What you need to do:
Copy the material that follows word for word and omit its pictures.

Task input:
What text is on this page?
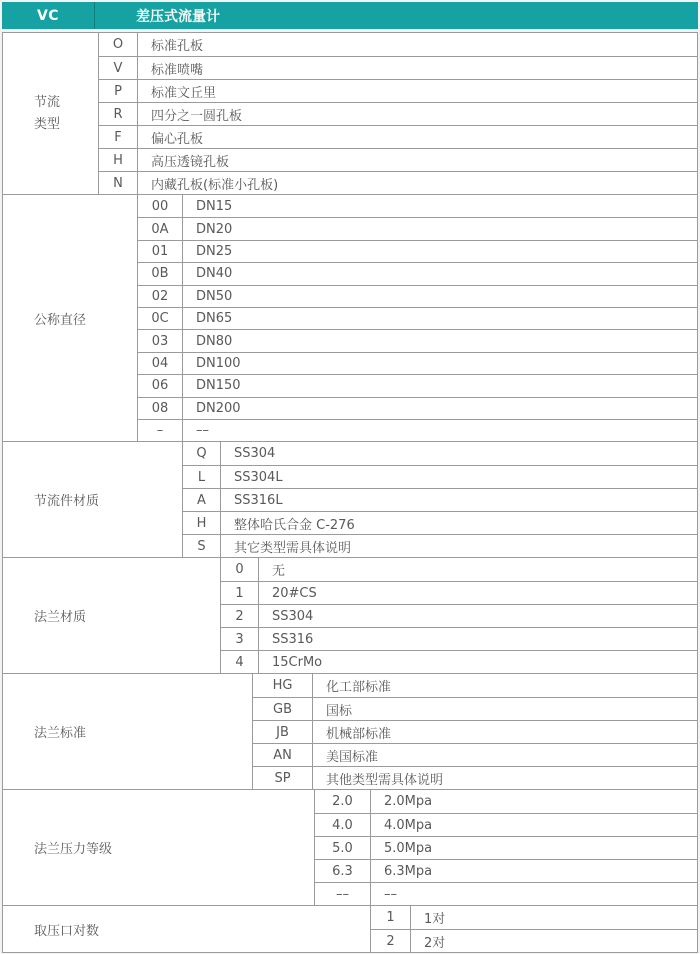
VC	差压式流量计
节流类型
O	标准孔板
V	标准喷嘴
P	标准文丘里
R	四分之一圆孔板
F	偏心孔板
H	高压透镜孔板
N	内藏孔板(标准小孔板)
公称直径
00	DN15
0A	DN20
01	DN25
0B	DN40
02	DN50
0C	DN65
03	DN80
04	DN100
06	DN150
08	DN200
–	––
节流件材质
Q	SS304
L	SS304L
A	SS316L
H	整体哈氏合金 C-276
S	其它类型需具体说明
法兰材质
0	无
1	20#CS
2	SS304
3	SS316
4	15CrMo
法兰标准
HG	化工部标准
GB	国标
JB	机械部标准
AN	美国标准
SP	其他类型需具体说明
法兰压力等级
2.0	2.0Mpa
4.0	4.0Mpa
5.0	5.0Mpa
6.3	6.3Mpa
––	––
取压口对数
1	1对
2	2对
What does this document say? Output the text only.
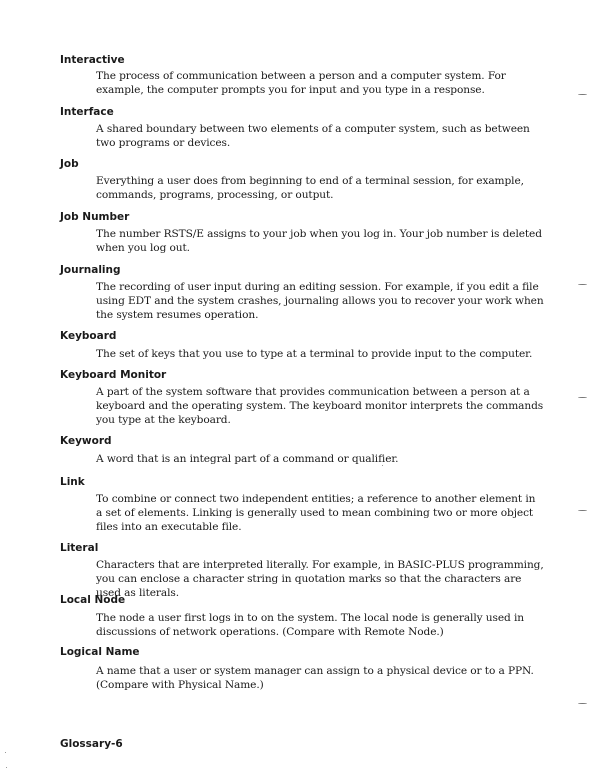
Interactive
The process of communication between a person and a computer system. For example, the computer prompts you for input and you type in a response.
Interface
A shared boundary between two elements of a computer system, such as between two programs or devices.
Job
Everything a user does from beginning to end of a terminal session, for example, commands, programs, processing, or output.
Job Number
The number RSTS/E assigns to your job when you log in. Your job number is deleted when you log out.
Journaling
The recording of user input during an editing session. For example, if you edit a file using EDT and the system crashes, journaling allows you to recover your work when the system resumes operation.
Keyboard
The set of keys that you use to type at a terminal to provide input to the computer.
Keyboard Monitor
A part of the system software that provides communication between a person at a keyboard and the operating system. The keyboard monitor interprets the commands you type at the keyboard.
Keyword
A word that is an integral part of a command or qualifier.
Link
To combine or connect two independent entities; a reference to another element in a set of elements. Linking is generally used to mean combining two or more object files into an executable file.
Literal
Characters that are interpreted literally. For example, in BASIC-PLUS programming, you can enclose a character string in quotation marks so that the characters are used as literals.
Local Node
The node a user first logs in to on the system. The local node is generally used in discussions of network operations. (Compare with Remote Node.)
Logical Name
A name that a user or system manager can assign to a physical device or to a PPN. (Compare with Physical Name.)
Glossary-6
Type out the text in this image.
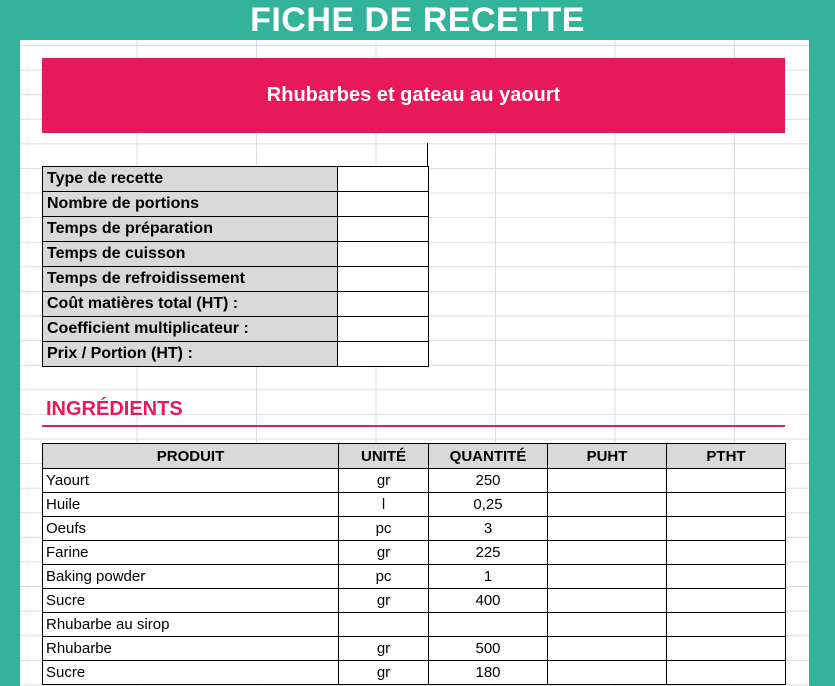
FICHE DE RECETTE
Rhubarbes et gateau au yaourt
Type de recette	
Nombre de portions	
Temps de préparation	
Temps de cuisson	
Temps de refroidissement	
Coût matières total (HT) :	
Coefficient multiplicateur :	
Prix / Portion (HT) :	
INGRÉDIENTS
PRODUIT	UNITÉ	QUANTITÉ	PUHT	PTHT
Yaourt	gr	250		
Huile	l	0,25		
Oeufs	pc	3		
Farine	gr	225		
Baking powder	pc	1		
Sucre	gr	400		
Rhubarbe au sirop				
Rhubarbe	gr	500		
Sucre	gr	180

Result:
What text is on this page?
VC	差压式流量计
节流类型
O	标准孔板
V	标准喷嘴
P	标准文丘里
R	四分之一圆孔板
F	偏心孔板
H	高压透镜孔板
N	内藏孔板(标准小孔板)
公称直径
00	DN15
0A	DN20
01	DN25
0B	DN40
02	DN50
0C	DN65
03	DN80
04	DN100
06	DN150
08	DN200
–	––
节流件材质
Q	SS304
L	SS304L
A	SS316L
H	整体哈氏合金 C-276
S	其它类型需具体说明
法兰材质
0	无
1	20#CS
2	SS304
3	SS316
4	15CrMo
法兰标准
HG	化工部标准
GB	国标
JB	机械部标准
AN	美国标准
SP	其他类型需具体说明
法兰压力等级
2.0	2.0Mpa
4.0	4.0Mpa
5.0	5.0Mpa
6.3	6.3Mpa
––	––
取压口对数
1	1对
2	2对
What does this document say? Output the text only.
Interactive
The process of communication between a person and a computer system. For example, the computer prompts you for input and you type in a response.
Interface
A shared boundary between two elements of a computer system, such as between two programs or devices.
Job
Everything a user does from beginning to end of a terminal session, for example, commands, programs, processing, or output.
Job Number
The number RSTS/E assigns to your job when you log in. Your job number is deleted when you log out.
Journaling
The recording of user input during an editing session. For example, if you edit a file using EDT and the system crashes, journaling allows you to recover your work when the system resumes operation.
Keyboard
The set of keys that you use to type at a terminal to provide input to the computer.
Keyboard Monitor
A part of the system software that provides communication between a person at a keyboard and the operating system. The keyboard monitor interprets the commands you type at the keyboard.
Keyword
A word that is an integral part of a command or qualifier.
Link
To combine or connect two independent entities; a reference to another element in a set of elements. Linking is generally used to mean combining two or more object files into an executable file.
Literal
Characters that are interpreted literally. For example, in BASIC-PLUS programming, you can enclose a character string in quotation marks so that the characters are used as literals.
Local Node
The node a user first logs in to on the system. The local node is generally used in discussions of network operations. (Compare with Remote Node.)
Logical Name
A name that a user or system manager can assign to a physical device or to a PPN. (Compare with Physical Name.)
Glossary-6
Type out the text in this image.
FICHE DE RECETTE
Rhubarbes et gateau au yaourt
Type de recette	
Nombre de portions	
Temps de préparation	
Temps de cuisson	
Temps de refroidissement	
Coût matières total (HT) :	
Coefficient multiplicateur :	
Prix / Portion (HT) :	
INGRÉDIENTS
PRODUIT	UNITÉ	QUANTITÉ	PUHT	PTHT
Yaourt	gr	250		
Huile	l	0,25		
Oeufs	pc	3		
Farine	gr	225		
Baking powder	pc	1		
Sucre	gr	400		
Rhubarbe au sirop				
Rhubarbe	gr	500		
Sucre	gr	180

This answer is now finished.